**Given instruction**
Write each record again exactly as it stands.

**Data shown**
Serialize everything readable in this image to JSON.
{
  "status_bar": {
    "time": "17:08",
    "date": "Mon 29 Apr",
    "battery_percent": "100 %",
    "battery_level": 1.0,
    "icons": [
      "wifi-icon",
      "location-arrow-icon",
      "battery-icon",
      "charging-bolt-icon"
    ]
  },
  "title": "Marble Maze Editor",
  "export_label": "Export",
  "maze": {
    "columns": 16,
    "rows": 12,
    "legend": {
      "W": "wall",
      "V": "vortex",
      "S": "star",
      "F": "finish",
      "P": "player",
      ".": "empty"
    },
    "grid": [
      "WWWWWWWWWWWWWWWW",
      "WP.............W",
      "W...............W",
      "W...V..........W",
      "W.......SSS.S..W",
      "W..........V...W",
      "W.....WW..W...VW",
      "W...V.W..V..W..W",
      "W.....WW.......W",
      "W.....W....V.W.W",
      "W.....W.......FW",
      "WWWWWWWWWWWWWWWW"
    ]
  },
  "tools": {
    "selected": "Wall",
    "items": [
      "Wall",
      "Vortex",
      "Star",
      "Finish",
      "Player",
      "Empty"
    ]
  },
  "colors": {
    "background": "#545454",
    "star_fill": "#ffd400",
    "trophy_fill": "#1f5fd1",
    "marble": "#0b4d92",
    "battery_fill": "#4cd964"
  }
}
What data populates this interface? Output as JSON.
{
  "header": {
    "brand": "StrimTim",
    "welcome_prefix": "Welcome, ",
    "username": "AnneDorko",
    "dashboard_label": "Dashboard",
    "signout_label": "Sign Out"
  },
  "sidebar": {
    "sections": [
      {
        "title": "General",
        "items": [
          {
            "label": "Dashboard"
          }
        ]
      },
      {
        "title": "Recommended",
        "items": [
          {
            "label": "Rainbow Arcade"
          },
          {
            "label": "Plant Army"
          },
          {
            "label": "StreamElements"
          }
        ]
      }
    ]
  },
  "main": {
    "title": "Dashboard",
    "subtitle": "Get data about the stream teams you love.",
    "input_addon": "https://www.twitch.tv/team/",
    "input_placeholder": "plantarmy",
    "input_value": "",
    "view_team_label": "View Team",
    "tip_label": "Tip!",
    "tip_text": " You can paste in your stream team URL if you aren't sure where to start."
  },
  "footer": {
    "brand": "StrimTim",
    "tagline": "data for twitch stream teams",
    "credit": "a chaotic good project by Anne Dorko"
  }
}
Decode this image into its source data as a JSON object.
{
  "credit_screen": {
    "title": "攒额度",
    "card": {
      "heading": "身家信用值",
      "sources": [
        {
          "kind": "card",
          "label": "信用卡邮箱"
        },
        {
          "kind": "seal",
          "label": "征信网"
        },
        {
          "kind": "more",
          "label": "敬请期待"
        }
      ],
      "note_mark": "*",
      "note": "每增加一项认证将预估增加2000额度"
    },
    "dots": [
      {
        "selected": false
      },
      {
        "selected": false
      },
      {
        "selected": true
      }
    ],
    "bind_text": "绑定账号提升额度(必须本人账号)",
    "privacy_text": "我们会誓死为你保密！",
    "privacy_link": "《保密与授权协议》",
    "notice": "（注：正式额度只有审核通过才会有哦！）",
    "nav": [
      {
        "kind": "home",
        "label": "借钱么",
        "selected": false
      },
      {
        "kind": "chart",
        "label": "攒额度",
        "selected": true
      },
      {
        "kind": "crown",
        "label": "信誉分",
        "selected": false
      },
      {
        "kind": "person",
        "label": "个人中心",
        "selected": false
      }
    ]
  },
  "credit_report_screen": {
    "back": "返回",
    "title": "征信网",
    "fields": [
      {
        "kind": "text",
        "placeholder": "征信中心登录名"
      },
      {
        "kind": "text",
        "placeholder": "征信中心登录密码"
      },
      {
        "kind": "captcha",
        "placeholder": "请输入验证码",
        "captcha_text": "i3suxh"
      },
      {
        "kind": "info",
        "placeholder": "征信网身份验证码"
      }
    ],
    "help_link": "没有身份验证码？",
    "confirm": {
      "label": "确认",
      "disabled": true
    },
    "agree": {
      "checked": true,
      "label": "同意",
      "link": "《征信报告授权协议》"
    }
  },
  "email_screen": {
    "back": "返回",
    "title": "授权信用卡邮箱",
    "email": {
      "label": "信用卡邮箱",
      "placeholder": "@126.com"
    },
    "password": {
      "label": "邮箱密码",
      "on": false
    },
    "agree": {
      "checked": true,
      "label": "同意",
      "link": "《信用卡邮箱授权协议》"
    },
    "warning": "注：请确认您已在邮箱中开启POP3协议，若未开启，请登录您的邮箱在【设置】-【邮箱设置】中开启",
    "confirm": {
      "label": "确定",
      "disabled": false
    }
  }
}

**Result**
Serialize everything readable in this image to JSON.
{
  "status_bar": {
    "time": "17:08",
    "date": "Mon 29 Apr",
    "battery_percent": "100 %",
    "battery_level": 1.0,
    "icons": [
      "wifi-icon",
      "location-arrow-icon",
      "battery-icon",
      "charging-bolt-icon"
    ]
  },
  "title": "Marble Maze Editor",
  "export_label": "Export",
  "maze": {
    "columns": 16,
    "rows": 12,
    "legend": {
      "W": "wall",
      "V": "vortex",
      "S": "star",
      "F": "finish",
      "P": "player",
      ".": "empty"
    },
    "grid": [
      "WWWWWWWWWWWWWWWW",
      "WP.............W",
      "W...............W",
      "W...V..........W",
      "W.......SSS.S..W",
      "W..........V...W",
      "W.....WW..W...VW",
      "W...V.W..V..W..W",
      "W.....WW.......W",
      "W.....W....V.W.W",
      "W.....W.......FW",
      "WWWWWWWWWWWWWWWW"
    ]
  },
  "tools": {
    "selected": "Wall",
    "items": [
      "Wall",
      "Vortex",
      "Star",
      "Finish",
      "Player",
      "Empty"
    ]
  },
  "colors": {
    "background": "#545454",
    "star_fill": "#ffd400",
    "trophy_fill": "#1f5fd1",
    "marble": "#0b4d92",
    "battery_fill": "#4cd964"
  }
}
What data populates this interface? Output as JSON.
{
  "header": {
    "brand": "StrimTim",
    "welcome_prefix": "Welcome, ",
    "username": "AnneDorko",
    "dashboard_label": "Dashboard",
    "signout_label": "Sign Out"
  },
  "sidebar": {
    "sections": [
      {
        "title": "General",
        "items": [
          {
            "label": "Dashboard"
          }
        ]
      },
      {
        "title": "Recommended",
        "items": [
          {
            "label": "Rainbow Arcade"
          },
          {
            "label": "Plant Army"
          },
          {
            "label": "StreamElements"
          }
        ]
      }
    ]
  },
  "main": {
    "title": "Dashboard",
    "subtitle": "Get data about the stream teams you love.",
    "input_addon": "https://www.twitch.tv/team/",
    "input_placeholder": "plantarmy",
    "input_value": "",
    "view_team_label": "View Team",
    "tip_label": "Tip!",
    "tip_text": " You can paste in your stream team URL if you aren't sure where to start."
  },
  "footer": {
    "brand": "StrimTim",
    "tagline": "data for twitch stream teams",
    "credit": "a chaotic good project by Anne Dorko"
  }
}
Decode this image into its source data as a JSON object.
{
  "credit_screen": {
    "title": "攒额度",
    "card": {
      "heading": "身家信用值",
      "sources": [
        {
          "kind": "card",
          "label": "信用卡邮箱"
        },
        {
          "kind": "seal",
          "label": "征信网"
        },
        {
          "kind": "more",
          "label": "敬请期待"
        }
      ],
      "note_mark": "*",
      "note": "每增加一项认证将预估增加2000额度"
    },
    "dots": [
      {
        "selected": false
      },
      {
        "selected": false
      },
      {
        "selected": true
      }
    ],
    "bind_text": "绑定账号提升额度(必须本人账号)",
    "privacy_text": "我们会誓死为你保密！",
    "privacy_link": "《保密与授权协议》",
    "notice": "（注：正式额度只有审核通过才会有哦！）",
    "nav": [
      {
        "kind": "home",
        "label": "借钱么",
        "selected": false
      },
      {
        "kind": "chart",
        "label": "攒额度",
        "selected": true
      },
      {
        "kind": "crown",
        "label": "信誉分",
        "selected": false
      },
      {
        "kind": "person",
        "label": "个人中心",
        "selected": false
      }
    ]
  },
  "credit_report_screen": {
    "back": "返回",
    "title": "征信网",
    "fields": [
      {
        "kind": "text",
        "placeholder": "征信中心登录名"
      },
      {
        "kind": "text",
        "placeholder": "征信中心登录密码"
      },
      {
        "kind": "captcha",
        "placeholder": "请输入验证码",
        "captcha_text": "i3suxh"
      },
      {
        "kind": "info",
        "placeholder": "征信网身份验证码"
      }
    ],
    "help_link": "没有身份验证码？",
    "confirm": {
      "label": "确认",
      "disabled": true
    },
    "agree": {
      "checked": true,
      "label": "同意",
      "link": "《征信报告授权协议》"
    }
  },
  "email_screen": {
    "back": "返回",
    "title": "授权信用卡邮箱",
    "email": {
      "label": "信用卡邮箱",
      "placeholder": "@126.com"
    },
    "password": {
      "label": "邮箱密码",
      "on": false
    },
    "agree": {
      "checked": true,
      "label": "同意",
      "link": "《信用卡邮箱授权协议》"
    },
    "warning": "注：请确认您已在邮箱中开启POP3协议，若未开启，请登录您的邮箱在【设置】-【邮箱设置】中开启",
    "confirm": {
      "label": "确定",
      "disabled": false
    }
  }
}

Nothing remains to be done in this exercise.